Task to carry out: Set out every line bearing the string "text".
--- Start Supplied data ---
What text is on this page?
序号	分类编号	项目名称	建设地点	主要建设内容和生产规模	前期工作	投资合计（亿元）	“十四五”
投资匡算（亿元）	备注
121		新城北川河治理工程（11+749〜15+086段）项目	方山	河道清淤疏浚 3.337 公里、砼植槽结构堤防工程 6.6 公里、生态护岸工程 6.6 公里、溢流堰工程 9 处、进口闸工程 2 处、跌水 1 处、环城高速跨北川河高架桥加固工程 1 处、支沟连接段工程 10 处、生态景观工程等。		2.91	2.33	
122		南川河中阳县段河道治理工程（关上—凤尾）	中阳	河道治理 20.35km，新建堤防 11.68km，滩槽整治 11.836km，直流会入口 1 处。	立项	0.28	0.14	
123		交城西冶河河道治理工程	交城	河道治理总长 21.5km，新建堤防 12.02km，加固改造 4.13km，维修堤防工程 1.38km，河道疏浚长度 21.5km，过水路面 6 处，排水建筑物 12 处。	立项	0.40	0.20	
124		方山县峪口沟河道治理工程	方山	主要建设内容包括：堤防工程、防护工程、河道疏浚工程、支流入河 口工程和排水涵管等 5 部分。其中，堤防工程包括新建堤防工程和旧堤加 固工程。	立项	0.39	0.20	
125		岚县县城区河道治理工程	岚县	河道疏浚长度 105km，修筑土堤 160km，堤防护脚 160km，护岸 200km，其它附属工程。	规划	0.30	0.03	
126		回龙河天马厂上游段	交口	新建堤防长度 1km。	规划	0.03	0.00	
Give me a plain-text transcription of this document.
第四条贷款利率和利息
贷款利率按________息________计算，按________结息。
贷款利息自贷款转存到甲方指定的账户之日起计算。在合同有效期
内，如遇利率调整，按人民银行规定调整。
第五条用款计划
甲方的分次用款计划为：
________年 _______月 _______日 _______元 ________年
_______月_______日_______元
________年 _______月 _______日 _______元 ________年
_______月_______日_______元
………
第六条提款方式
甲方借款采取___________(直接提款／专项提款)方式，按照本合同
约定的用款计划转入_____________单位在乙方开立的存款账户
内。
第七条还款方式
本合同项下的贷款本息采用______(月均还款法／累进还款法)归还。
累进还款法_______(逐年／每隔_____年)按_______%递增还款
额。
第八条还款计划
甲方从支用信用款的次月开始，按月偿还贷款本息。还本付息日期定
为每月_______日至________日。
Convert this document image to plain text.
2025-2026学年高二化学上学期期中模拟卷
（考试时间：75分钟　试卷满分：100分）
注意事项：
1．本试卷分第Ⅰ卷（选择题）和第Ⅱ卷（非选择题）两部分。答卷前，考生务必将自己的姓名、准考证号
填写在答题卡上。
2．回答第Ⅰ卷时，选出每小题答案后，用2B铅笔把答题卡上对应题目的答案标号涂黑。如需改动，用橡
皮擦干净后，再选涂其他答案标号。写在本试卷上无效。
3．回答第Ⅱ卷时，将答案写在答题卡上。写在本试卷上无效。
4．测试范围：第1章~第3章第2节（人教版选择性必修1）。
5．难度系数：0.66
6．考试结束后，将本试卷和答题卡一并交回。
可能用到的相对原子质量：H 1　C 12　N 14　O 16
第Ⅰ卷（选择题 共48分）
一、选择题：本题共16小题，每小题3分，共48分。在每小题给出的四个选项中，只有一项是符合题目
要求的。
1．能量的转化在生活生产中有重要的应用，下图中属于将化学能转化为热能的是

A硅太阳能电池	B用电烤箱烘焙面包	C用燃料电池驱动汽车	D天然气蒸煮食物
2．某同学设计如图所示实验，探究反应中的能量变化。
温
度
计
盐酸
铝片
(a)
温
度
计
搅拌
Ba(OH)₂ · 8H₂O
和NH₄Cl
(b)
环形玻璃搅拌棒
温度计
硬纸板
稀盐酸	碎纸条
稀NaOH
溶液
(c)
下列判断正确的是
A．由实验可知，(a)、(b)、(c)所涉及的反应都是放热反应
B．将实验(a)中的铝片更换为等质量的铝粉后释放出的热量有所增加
--- End Supplied data ---
Answer to this problem:
What text is on this page?
Give me a plain-text transcription of this document.
Convert this document image to plain text.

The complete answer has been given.